* [Data provided]
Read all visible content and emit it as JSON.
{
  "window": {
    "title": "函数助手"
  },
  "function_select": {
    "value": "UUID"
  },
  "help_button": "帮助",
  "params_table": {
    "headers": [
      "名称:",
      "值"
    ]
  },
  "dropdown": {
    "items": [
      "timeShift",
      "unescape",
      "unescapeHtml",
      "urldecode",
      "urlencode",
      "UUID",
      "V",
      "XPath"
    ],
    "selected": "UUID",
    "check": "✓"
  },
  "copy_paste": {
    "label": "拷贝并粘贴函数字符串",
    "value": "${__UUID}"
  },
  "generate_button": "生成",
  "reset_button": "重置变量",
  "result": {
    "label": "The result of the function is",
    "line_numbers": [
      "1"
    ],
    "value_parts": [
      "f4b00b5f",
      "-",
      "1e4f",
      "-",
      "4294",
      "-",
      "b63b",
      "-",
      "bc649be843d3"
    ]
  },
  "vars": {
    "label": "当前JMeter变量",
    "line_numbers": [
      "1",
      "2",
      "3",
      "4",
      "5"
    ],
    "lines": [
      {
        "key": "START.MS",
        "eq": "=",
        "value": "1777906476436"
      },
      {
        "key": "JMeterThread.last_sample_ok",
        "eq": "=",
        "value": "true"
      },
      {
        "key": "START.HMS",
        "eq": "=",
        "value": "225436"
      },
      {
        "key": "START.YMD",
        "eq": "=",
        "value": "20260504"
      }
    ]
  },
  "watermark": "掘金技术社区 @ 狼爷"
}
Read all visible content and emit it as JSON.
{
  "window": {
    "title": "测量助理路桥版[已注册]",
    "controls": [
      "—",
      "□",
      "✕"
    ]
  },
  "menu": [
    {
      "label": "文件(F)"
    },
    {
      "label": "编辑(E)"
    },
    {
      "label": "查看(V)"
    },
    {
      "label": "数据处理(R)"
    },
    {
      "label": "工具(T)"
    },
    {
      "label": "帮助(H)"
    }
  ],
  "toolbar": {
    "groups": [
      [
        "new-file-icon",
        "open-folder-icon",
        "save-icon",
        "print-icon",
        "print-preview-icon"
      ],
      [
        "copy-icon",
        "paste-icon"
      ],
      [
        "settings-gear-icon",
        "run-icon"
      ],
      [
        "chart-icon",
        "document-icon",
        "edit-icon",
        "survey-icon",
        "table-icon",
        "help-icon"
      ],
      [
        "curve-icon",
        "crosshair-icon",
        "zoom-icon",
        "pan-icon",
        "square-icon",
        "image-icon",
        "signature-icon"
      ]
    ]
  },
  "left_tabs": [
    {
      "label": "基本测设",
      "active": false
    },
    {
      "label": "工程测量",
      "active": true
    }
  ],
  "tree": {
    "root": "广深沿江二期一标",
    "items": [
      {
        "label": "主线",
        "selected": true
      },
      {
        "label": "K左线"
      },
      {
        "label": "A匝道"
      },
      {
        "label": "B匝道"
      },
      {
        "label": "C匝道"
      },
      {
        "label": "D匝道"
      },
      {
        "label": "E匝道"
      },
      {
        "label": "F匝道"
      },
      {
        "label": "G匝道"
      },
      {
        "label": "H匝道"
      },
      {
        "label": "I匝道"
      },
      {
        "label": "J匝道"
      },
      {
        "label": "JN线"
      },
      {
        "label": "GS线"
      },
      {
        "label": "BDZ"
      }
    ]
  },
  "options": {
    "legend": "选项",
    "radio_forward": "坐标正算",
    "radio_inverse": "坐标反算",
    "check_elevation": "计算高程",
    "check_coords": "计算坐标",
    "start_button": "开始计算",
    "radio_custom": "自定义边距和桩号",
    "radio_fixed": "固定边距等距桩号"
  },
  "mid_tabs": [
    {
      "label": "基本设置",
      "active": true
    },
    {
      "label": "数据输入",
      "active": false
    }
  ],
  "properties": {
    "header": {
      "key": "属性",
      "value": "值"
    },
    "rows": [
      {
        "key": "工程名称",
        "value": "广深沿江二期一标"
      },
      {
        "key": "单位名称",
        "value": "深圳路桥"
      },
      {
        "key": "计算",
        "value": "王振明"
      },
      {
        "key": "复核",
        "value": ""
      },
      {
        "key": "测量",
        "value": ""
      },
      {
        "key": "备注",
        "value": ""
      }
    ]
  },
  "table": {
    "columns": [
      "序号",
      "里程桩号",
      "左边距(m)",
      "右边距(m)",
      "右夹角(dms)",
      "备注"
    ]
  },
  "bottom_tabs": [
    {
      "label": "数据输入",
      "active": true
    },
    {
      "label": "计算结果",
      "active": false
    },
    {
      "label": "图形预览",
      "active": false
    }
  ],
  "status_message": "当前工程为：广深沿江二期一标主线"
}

...

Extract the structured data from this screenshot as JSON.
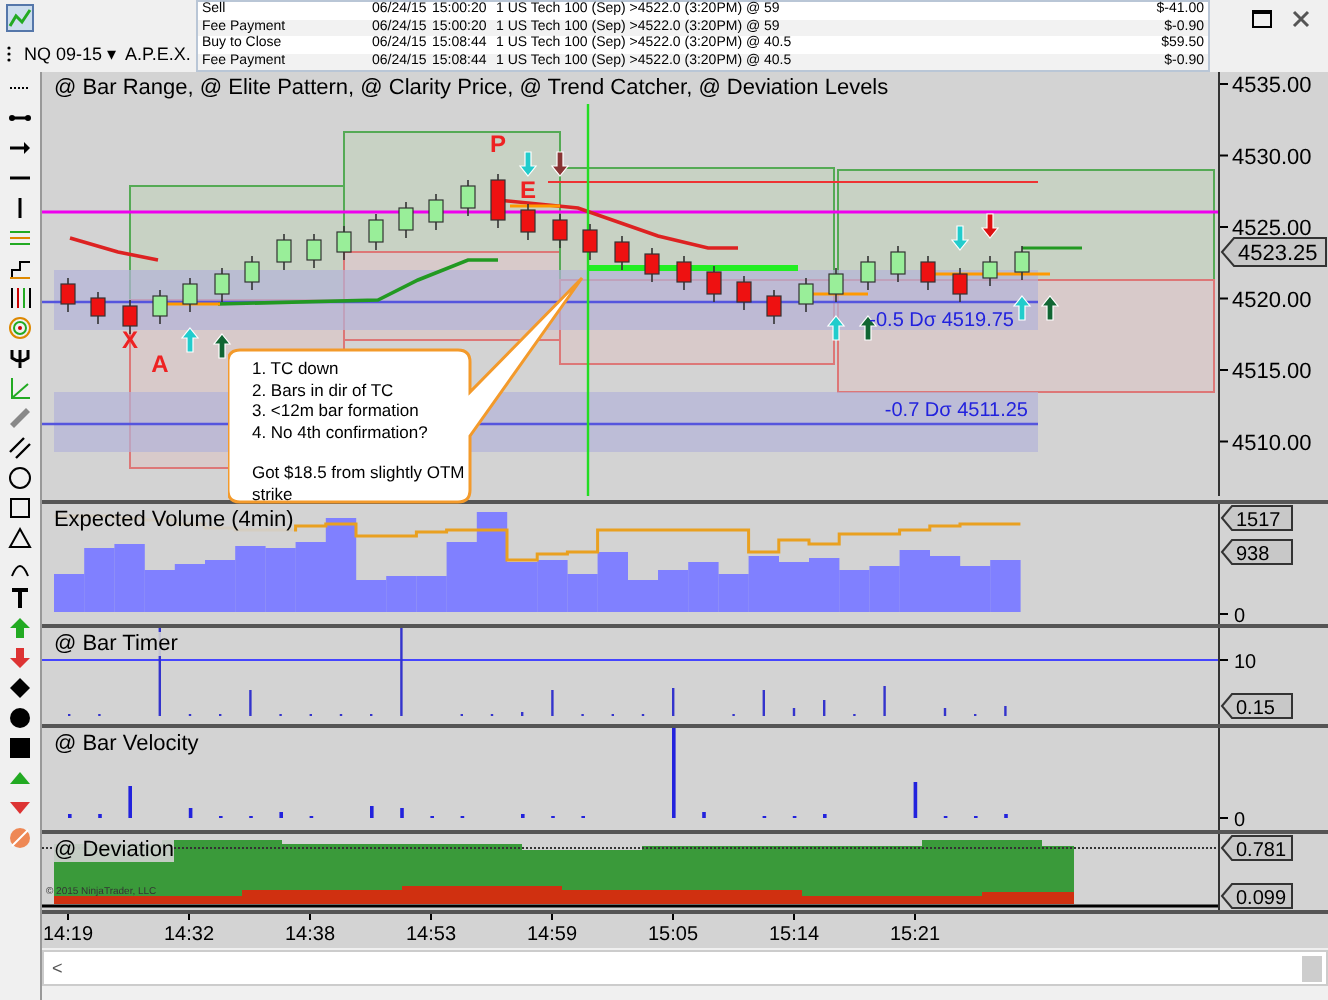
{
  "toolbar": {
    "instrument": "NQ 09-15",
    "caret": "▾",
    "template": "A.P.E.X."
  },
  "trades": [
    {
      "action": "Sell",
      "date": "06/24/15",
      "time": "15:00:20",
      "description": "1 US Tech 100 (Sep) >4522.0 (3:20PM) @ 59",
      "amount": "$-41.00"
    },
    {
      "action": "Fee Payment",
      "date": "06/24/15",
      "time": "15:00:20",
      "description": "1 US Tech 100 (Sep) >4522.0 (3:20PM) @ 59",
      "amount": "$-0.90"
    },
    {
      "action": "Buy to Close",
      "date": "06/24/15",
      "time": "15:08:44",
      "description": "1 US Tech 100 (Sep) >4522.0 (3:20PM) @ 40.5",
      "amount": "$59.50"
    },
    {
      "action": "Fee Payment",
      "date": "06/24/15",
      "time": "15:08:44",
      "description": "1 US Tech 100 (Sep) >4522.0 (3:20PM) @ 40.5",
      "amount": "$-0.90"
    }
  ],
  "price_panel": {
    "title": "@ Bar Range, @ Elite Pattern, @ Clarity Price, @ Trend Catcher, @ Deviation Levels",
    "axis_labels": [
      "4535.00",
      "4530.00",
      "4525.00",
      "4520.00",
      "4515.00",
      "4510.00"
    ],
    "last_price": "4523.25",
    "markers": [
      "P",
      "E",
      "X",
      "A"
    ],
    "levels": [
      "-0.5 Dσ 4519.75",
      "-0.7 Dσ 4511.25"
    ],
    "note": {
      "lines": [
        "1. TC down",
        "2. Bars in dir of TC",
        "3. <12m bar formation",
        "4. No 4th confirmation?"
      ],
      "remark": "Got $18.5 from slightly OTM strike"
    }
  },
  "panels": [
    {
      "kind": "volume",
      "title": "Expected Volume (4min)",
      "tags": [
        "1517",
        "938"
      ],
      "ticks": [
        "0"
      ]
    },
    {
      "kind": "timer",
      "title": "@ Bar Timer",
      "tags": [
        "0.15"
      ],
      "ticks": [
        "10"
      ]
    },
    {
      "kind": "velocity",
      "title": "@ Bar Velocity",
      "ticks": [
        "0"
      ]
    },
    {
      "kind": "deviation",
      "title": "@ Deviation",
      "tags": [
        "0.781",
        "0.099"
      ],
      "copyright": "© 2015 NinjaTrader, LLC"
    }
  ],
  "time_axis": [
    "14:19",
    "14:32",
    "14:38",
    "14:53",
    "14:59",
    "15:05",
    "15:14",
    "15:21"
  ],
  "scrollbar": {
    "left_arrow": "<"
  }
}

* [Written problem] Pull out every line of the records that includes the string "amount".

* [Worked answer]
      "amount": "$-41.00"
      "amount": "$-0.90"
      "amount": "$59.50"
      "amount": "$-0.90"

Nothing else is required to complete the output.